===== MATERIAL FOR THE TASK =====
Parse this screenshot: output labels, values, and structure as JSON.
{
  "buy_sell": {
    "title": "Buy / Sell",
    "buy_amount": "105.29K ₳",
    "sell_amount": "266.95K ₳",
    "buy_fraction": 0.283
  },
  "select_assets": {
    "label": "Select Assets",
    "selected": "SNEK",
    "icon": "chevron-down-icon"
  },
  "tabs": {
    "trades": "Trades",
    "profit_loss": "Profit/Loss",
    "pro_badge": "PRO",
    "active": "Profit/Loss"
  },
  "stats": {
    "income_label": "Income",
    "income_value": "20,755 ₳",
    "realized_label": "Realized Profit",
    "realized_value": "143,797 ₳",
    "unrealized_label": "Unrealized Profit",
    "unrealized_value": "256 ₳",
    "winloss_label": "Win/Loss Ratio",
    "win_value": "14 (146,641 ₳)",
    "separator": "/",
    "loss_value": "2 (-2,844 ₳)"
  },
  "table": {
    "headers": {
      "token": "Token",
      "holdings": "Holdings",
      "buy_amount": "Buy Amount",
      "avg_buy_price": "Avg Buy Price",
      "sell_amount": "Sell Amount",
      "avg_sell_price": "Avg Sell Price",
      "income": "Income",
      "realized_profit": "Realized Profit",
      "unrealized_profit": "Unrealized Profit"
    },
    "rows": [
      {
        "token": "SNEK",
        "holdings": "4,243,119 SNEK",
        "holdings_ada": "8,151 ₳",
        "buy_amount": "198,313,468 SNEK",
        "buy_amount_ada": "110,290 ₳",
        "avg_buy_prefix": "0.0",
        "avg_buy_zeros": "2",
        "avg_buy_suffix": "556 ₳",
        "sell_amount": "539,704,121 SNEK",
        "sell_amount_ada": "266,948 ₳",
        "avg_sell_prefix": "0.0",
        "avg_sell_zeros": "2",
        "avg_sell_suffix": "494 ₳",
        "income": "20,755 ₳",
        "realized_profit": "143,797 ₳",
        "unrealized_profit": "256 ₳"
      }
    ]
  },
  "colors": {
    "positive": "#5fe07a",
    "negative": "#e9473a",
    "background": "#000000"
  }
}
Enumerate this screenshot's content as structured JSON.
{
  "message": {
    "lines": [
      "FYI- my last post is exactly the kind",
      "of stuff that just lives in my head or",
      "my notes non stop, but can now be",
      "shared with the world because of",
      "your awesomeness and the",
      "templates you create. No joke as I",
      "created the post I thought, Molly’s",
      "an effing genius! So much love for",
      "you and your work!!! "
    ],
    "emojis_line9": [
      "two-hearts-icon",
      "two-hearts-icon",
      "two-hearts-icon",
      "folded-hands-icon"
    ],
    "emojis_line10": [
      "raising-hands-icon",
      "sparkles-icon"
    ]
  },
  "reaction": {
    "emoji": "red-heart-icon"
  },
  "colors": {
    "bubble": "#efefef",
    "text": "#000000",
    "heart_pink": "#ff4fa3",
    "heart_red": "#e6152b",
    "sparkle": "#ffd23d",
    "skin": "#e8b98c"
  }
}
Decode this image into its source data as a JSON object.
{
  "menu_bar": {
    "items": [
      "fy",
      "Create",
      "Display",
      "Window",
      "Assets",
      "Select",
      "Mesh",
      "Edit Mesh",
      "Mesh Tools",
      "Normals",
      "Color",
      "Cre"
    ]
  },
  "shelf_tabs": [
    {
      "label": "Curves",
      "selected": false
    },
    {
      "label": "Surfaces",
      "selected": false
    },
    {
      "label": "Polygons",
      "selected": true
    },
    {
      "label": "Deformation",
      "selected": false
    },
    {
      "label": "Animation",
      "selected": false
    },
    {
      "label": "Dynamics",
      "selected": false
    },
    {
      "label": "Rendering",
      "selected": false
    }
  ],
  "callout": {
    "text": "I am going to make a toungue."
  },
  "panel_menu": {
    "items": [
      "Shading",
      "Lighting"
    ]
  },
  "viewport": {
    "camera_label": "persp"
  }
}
=====
GIVEN EXERCISE ▸ Using the data above, repeat every line exactly.

THE RESULT ▸
Parse this screenshot: output labels, values, and structure as JSON.
{
  "buy_sell": {
    "title": "Buy / Sell",
    "buy_amount": "105.29K ₳",
    "sell_amount": "266.95K ₳",
    "buy_fraction": 0.283
  },
  "select_assets": {
    "label": "Select Assets",
    "selected": "SNEK",
    "icon": "chevron-down-icon"
  },
  "tabs": {
    "trades": "Trades",
    "profit_loss": "Profit/Loss",
    "pro_badge": "PRO",
    "active": "Profit/Loss"
  },
  "stats": {
    "income_label": "Income",
    "income_value": "20,755 ₳",
    "realized_label": "Realized Profit",
    "realized_value": "143,797 ₳",
    "unrealized_label": "Unrealized Profit",
    "unrealized_value": "256 ₳",
    "winloss_label": "Win/Loss Ratio",
    "win_value": "14 (146,641 ₳)",
    "separator": "/",
    "loss_value": "2 (-2,844 ₳)"
  },
  "table": {
    "headers": {
      "token": "Token",
      "holdings": "Holdings",
      "buy_amount": "Buy Amount",
      "avg_buy_price": "Avg Buy Price",
      "sell_amount": "Sell Amount",
      "avg_sell_price": "Avg Sell Price",
      "income": "Income",
      "realized_profit": "Realized Profit",
      "unrealized_profit": "Unrealized Profit"
    },
    "rows": [
      {
        "token": "SNEK",
        "holdings": "4,243,119 SNEK",
        "holdings_ada": "8,151 ₳",
        "buy_amount": "198,313,468 SNEK",
        "buy_amount_ada": "110,290 ₳",
        "avg_buy_prefix": "0.0",
        "avg_buy_zeros": "2",
        "avg_buy_suffix": "556 ₳",
        "sell_amount": "539,704,121 SNEK",
        "sell_amount_ada": "266,948 ₳",
        "avg_sell_prefix": "0.0",
        "avg_sell_zeros": "2",
        "avg_sell_suffix": "494 ₳",
        "income": "20,755 ₳",
        "realized_profit": "143,797 ₳",
        "unrealized_profit": "256 ₳"
      }
    ]
  },
  "colors": {
    "positive": "#5fe07a",
    "negative": "#e9473a",
    "background": "#000000"
  }
}
Enumerate this screenshot's content as structured JSON.
{
  "message": {
    "lines": [
      "FYI- my last post is exactly the kind",
      "of stuff that just lives in my head or",
      "my notes non stop, but can now be",
      "shared with the world because of",
      "your awesomeness and the",
      "templates you create. No joke as I",
      "created the post I thought, Molly’s",
      "an effing genius! So much love for",
      "you and your work!!! "
    ],
    "emojis_line9": [
      "two-hearts-icon",
      "two-hearts-icon",
      "two-hearts-icon",
      "folded-hands-icon"
    ],
    "emojis_line10": [
      "raising-hands-icon",
      "sparkles-icon"
    ]
  },
  "reaction": {
    "emoji": "red-heart-icon"
  },
  "colors": {
    "bubble": "#efefef",
    "text": "#000000",
    "heart_pink": "#ff4fa3",
    "heart_red": "#e6152b",
    "sparkle": "#ffd23d",
    "skin": "#e8b98c"
  }
}
Decode this image into its source data as a JSON object.
{
  "menu_bar": {
    "items": [
      "fy",
      "Create",
      "Display",
      "Window",
      "Assets",
      "Select",
      "Mesh",
      "Edit Mesh",
      "Mesh Tools",
      "Normals",
      "Color",
      "Cre"
    ]
  },
  "shelf_tabs": [
    {
      "label": "Curves",
      "selected": false
    },
    {
      "label": "Surfaces",
      "selected": false
    },
    {
      "label": "Polygons",
      "selected": true
    },
    {
      "label": "Deformation",
      "selected": false
    },
    {
      "label": "Animation",
      "selected": false
    },
    {
      "label": "Dynamics",
      "selected": false
    },
    {
      "label": "Rendering",
      "selected": false
    }
  ],
  "callout": {
    "text": "I am going to make a toungue."
  },
  "panel_menu": {
    "items": [
      "Shading",
      "Lighting"
    ]
  },
  "viewport": {
    "camera_label": "persp"
  }
}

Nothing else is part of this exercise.